- **STATED TASK**
Your task is to reproduce the material exactly.

Part of a data file:
_ _ _ _ _
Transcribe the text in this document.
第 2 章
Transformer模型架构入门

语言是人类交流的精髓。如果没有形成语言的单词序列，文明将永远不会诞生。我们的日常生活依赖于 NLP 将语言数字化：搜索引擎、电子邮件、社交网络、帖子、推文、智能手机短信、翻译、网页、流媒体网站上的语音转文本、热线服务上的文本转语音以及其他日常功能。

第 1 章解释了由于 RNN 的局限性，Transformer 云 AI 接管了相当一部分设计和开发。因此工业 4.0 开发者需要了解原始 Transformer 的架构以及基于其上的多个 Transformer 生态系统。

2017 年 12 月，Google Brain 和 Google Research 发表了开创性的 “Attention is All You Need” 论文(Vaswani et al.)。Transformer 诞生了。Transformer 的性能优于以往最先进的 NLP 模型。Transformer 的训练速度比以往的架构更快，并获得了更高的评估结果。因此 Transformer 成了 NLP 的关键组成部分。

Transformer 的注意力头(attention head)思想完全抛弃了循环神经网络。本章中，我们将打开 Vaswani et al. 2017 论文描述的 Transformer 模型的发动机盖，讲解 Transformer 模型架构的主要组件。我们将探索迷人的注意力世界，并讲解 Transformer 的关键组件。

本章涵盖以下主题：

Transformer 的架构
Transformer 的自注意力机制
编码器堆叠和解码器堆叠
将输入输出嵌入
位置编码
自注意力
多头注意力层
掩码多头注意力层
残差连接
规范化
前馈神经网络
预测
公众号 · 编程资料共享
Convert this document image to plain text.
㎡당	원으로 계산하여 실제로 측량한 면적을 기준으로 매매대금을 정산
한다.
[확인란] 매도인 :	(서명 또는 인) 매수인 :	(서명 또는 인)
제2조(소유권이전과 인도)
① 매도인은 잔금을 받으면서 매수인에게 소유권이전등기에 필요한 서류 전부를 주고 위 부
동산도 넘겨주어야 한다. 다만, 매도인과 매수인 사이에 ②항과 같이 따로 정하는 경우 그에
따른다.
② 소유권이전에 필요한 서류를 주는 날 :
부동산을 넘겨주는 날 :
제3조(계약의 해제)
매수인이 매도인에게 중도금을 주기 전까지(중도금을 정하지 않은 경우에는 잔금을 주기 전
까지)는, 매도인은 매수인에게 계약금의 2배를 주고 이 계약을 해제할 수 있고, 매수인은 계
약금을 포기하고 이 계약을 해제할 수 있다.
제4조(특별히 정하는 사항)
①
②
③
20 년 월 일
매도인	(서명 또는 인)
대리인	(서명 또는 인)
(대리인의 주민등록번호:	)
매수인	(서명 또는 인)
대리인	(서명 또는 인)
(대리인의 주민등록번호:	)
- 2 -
_ _ _ _ _
- **THE RESPONSE**
Transcribe the text in this document.
第 2 章
Transformer模型架构入门

语言是人类交流的精髓。如果没有形成语言的单词序列，文明将永远不会诞生。我们的日常生活依赖于 NLP 将语言数字化：搜索引擎、电子邮件、社交网络、帖子、推文、智能手机短信、翻译、网页、流媒体网站上的语音转文本、热线服务上的文本转语音以及其他日常功能。

第 1 章解释了由于 RNN 的局限性，Transformer 云 AI 接管了相当一部分设计和开发。因此工业 4.0 开发者需要了解原始 Transformer 的架构以及基于其上的多个 Transformer 生态系统。

2017 年 12 月，Google Brain 和 Google Research 发表了开创性的 “Attention is All You Need” 论文(Vaswani et al.)。Transformer 诞生了。Transformer 的性能优于以往最先进的 NLP 模型。Transformer 的训练速度比以往的架构更快，并获得了更高的评估结果。因此 Transformer 成了 NLP 的关键组成部分。

Transformer 的注意力头(attention head)思想完全抛弃了循环神经网络。本章中，我们将打开 Vaswani et al. 2017 论文描述的 Transformer 模型的发动机盖，讲解 Transformer 模型架构的主要组件。我们将探索迷人的注意力世界，并讲解 Transformer 的关键组件。

本章涵盖以下主题：

Transformer 的架构
Transformer 的自注意力机制
编码器堆叠和解码器堆叠
将输入输出嵌入
位置编码
自注意力
多头注意力层
掩码多头注意力层
残差连接
规范化
前馈神经网络
预测
公众号 · 编程资料共享
Convert this document image to plain text.
㎡당	원으로 계산하여 실제로 측량한 면적을 기준으로 매매대금을 정산
한다.
[확인란] 매도인 :	(서명 또는 인) 매수인 :	(서명 또는 인)
제2조(소유권이전과 인도)
① 매도인은 잔금을 받으면서 매수인에게 소유권이전등기에 필요한 서류 전부를 주고 위 부
동산도 넘겨주어야 한다. 다만, 매도인과 매수인 사이에 ②항과 같이 따로 정하는 경우 그에
따른다.
② 소유권이전에 필요한 서류를 주는 날 :
부동산을 넘겨주는 날 :
제3조(계약의 해제)
매수인이 매도인에게 중도금을 주기 전까지(중도금을 정하지 않은 경우에는 잔금을 주기 전
까지)는, 매도인은 매수인에게 계약금의 2배를 주고 이 계약을 해제할 수 있고, 매수인은 계
약금을 포기하고 이 계약을 해제할 수 있다.
제4조(특별히 정하는 사항)
①
②
③
20 년 월 일
매도인	(서명 또는 인)
대리인	(서명 또는 인)
(대리인의 주민등록번호:	)
매수인	(서명 또는 인)
대리인	(서명 또는 인)
(대리인의 주민등록번호:	)
- 2 -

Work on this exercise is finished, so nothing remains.